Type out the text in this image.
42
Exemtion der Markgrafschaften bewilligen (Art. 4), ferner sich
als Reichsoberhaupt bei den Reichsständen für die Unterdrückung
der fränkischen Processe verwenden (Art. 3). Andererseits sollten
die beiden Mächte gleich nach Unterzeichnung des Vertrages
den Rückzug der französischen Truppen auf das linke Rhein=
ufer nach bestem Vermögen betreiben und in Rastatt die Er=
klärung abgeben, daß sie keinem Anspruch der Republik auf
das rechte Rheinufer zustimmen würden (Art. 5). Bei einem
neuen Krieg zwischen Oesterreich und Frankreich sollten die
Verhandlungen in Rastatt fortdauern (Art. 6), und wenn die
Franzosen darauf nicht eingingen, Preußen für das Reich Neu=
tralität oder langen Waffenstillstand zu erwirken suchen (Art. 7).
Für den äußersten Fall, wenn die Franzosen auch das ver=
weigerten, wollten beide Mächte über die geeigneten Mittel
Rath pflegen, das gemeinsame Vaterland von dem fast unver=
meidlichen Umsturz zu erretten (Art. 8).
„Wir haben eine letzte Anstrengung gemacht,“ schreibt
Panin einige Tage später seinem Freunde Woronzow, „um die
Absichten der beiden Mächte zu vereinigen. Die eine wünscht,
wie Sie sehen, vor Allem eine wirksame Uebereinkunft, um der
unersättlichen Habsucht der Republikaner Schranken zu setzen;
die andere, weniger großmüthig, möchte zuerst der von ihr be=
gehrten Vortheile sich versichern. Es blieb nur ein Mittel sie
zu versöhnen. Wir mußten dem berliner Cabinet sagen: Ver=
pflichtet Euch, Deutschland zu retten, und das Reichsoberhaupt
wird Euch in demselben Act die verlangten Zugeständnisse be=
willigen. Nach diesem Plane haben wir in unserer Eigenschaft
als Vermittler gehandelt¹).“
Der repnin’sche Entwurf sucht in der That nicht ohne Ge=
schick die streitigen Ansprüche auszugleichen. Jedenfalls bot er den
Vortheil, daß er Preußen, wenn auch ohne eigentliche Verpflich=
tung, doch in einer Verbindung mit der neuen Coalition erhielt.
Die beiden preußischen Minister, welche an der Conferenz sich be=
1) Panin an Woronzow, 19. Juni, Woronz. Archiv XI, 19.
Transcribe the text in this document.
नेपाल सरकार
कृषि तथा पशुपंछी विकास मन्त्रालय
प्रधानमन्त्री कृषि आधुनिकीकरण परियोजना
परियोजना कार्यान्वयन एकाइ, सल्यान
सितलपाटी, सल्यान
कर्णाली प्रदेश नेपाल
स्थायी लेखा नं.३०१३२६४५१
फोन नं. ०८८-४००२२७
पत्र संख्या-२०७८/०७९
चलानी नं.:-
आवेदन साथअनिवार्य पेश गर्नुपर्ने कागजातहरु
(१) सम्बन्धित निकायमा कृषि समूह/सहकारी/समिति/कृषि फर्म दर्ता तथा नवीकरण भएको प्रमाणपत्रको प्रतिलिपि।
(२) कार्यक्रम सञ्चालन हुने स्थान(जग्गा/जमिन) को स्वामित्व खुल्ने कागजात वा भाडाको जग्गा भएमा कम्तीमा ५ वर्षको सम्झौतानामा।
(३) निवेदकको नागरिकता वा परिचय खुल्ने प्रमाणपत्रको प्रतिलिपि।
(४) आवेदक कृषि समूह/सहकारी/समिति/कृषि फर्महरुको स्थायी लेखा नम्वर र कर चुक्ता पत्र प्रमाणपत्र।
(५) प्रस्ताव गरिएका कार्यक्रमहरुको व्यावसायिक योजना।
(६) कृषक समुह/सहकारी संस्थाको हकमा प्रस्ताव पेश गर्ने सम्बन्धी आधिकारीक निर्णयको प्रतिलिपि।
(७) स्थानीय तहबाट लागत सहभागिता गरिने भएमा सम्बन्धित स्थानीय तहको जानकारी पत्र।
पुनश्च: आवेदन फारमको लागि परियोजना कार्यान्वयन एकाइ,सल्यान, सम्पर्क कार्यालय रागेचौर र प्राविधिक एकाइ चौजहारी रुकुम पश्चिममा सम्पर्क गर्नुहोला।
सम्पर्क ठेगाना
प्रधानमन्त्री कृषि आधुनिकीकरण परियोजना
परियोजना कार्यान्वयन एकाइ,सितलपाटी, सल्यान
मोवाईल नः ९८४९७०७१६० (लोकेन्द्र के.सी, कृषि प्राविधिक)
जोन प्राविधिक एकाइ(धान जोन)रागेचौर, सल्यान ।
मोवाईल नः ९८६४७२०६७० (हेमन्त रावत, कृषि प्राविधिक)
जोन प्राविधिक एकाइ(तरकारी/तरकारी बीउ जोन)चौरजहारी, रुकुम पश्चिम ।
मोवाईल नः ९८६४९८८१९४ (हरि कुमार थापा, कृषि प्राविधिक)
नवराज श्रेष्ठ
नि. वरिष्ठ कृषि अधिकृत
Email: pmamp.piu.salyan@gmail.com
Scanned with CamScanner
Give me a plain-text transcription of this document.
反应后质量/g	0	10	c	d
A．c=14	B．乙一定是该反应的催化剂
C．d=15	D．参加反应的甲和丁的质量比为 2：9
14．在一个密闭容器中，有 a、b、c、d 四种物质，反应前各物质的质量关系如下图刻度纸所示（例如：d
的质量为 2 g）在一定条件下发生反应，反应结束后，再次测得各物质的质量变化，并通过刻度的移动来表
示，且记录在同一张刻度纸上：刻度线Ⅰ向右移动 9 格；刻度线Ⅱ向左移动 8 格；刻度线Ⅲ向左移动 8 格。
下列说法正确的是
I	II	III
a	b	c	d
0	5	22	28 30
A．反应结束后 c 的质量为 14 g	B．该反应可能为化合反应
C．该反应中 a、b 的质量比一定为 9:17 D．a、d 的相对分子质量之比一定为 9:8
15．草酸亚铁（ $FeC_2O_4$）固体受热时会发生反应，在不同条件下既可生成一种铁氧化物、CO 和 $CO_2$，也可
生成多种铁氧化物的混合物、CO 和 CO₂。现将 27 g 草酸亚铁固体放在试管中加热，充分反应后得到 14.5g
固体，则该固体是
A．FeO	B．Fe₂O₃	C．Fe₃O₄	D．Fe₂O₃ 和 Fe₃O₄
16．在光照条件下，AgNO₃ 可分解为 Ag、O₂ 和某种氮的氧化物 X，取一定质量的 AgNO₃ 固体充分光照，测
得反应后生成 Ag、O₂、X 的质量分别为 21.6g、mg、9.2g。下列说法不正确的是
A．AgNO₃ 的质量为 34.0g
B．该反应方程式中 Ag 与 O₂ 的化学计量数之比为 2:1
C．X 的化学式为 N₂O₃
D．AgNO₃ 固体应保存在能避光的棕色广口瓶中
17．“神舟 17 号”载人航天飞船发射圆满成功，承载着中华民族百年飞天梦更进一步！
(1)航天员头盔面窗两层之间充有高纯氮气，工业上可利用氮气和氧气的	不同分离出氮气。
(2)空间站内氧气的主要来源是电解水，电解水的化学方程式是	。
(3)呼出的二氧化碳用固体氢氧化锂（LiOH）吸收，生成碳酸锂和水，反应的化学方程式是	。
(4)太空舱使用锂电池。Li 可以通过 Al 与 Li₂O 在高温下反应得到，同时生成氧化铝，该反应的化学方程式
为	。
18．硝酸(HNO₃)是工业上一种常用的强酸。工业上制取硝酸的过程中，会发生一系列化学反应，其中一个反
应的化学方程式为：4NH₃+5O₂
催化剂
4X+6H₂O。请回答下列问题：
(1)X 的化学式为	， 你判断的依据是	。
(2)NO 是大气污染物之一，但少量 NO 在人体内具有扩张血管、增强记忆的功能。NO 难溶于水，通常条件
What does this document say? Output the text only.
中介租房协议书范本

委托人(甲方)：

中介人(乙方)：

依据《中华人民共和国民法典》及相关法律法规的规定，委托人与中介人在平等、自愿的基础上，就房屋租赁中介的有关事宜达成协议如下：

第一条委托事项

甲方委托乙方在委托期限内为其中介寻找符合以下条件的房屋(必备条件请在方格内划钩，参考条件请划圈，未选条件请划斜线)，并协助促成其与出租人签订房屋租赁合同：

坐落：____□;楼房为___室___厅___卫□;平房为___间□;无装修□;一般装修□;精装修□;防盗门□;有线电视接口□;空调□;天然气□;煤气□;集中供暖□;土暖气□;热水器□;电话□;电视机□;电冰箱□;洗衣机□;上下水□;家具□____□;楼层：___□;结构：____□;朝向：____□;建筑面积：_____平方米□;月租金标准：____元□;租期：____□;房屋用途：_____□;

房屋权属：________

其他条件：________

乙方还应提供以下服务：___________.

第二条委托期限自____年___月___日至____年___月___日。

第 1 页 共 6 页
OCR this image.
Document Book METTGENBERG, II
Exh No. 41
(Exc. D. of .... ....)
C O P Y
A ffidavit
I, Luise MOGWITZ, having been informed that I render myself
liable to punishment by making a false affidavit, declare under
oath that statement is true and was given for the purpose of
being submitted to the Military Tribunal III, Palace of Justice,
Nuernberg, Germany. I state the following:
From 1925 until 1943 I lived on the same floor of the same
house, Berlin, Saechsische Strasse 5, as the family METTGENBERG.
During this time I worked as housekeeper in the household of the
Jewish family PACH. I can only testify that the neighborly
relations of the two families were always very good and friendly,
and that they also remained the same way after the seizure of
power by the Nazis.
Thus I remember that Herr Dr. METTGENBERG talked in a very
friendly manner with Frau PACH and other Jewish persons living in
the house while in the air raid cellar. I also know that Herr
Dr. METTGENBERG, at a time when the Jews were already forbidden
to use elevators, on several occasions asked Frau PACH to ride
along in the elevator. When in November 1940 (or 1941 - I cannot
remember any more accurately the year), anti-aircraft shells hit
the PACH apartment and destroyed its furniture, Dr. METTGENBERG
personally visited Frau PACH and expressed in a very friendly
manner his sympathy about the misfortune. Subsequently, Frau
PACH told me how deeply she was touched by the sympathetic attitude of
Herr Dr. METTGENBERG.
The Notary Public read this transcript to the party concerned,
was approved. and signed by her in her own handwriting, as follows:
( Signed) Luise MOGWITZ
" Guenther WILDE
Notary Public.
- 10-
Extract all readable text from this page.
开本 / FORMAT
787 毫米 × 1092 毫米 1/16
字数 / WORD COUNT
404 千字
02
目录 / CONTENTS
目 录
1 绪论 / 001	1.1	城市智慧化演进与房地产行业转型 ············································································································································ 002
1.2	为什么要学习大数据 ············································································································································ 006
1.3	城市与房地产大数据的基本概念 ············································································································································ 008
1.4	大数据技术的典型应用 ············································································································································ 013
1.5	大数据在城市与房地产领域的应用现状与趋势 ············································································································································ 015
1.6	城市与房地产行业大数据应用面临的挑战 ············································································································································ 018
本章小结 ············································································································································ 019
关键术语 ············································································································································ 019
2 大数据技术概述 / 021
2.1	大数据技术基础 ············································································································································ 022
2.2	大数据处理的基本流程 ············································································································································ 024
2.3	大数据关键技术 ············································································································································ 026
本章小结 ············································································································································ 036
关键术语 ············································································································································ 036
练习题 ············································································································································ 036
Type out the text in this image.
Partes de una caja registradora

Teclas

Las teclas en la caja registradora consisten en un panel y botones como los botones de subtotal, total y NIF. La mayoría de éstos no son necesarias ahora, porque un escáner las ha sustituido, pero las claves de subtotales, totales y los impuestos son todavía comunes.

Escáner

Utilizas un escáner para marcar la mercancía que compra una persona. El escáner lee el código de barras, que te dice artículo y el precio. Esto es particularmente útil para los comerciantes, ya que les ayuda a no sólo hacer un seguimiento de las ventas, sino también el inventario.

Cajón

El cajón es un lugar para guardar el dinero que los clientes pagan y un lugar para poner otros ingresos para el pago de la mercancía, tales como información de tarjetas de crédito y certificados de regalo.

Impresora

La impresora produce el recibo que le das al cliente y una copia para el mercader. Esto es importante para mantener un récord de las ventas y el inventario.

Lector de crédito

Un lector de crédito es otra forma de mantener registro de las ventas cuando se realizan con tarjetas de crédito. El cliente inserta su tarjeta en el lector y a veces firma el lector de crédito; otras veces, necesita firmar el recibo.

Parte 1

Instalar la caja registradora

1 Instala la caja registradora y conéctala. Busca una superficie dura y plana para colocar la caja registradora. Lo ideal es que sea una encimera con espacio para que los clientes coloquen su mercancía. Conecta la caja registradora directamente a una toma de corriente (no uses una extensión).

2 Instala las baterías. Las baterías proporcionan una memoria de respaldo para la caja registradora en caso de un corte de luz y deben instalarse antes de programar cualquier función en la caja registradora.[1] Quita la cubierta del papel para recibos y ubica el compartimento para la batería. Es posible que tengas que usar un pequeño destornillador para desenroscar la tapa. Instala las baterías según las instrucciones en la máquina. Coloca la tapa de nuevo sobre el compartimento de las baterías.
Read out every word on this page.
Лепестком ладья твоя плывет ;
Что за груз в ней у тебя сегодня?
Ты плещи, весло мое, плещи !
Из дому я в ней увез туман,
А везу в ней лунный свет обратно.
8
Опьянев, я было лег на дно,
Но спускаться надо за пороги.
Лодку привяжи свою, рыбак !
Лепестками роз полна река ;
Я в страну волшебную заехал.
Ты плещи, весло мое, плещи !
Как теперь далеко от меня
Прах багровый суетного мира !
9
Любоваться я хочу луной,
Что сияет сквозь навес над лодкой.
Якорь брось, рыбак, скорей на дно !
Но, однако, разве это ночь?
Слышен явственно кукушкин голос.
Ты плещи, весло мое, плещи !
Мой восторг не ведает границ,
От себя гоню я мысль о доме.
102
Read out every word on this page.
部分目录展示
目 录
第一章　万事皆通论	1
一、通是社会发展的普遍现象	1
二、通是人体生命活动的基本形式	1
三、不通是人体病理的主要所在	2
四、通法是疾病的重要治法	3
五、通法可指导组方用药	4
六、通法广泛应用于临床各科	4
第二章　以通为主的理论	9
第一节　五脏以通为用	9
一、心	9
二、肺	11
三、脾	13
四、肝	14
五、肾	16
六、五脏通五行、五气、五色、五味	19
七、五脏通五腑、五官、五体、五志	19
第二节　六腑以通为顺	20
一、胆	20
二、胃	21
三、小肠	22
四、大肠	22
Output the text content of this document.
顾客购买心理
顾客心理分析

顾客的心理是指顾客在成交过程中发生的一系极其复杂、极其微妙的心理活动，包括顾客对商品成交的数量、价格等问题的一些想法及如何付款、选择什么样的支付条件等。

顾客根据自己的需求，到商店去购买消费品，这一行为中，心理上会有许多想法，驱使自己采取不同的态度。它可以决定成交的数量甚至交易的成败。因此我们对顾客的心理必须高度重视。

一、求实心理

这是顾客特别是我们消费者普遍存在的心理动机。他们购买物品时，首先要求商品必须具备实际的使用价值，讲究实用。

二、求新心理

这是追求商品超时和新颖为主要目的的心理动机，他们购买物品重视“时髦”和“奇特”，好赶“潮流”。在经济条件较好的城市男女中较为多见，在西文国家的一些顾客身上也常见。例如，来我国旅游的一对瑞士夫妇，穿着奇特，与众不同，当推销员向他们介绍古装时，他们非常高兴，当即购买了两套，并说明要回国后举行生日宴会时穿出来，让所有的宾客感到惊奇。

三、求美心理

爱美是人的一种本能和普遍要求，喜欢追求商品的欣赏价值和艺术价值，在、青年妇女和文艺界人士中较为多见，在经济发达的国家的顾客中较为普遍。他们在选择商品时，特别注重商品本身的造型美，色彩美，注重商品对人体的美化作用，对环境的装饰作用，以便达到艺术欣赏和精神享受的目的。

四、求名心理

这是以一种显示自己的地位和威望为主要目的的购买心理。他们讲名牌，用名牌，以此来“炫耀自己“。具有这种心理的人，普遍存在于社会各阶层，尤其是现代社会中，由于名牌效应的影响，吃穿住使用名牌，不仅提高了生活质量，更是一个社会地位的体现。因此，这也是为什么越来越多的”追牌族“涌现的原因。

== == ==

REQUIRED WORK =>
Give again the lines from the line holding "Output the text content of this document." through the close of the listing, both included, exactly as written and with nothing else.

EXPECTED ANSWER =>
Output the text content of this document.
顾客购买心理
顾客心理分析

顾客的心理是指顾客在成交过程中发生的一系极其复杂、极其微妙的心理活动，包括顾客对商品成交的数量、价格等问题的一些想法及如何付款、选择什么样的支付条件等。

顾客根据自己的需求，到商店去购买消费品，这一行为中，心理上会有许多想法，驱使自己采取不同的态度。它可以决定成交的数量甚至交易的成败。因此我们对顾客的心理必须高度重视。

一、求实心理

这是顾客特别是我们消费者普遍存在的心理动机。他们购买物品时，首先要求商品必须具备实际的使用价值，讲究实用。

二、求新心理

这是追求商品超时和新颖为主要目的的心理动机，他们购买物品重视“时髦”和“奇特”，好赶“潮流”。在经济条件较好的城市男女中较为多见，在西文国家的一些顾客身上也常见。例如，来我国旅游的一对瑞士夫妇，穿着奇特，与众不同，当推销员向他们介绍古装时，他们非常高兴，当即购买了两套，并说明要回国后举行生日宴会时穿出来，让所有的宾客感到惊奇。

三、求美心理

爱美是人的一种本能和普遍要求，喜欢追求商品的欣赏价值和艺术价值，在、青年妇女和文艺界人士中较为多见，在经济发达的国家的顾客中较为普遍。他们在选择商品时，特别注重商品本身的造型美，色彩美，注重商品对人体的美化作用，对环境的装饰作用，以便达到艺术欣赏和精神享受的目的。

四、求名心理

这是以一种显示自己的地位和威望为主要目的的购买心理。他们讲名牌，用名牌，以此来“炫耀自己“。具有这种心理的人，普遍存在于社会各阶层，尤其是现代社会中，由于名牌效应的影响，吃穿住使用名牌，不仅提高了生活质量，更是一个社会地位的体现。因此，这也是为什么越来越多的”追牌族“涌现的原因。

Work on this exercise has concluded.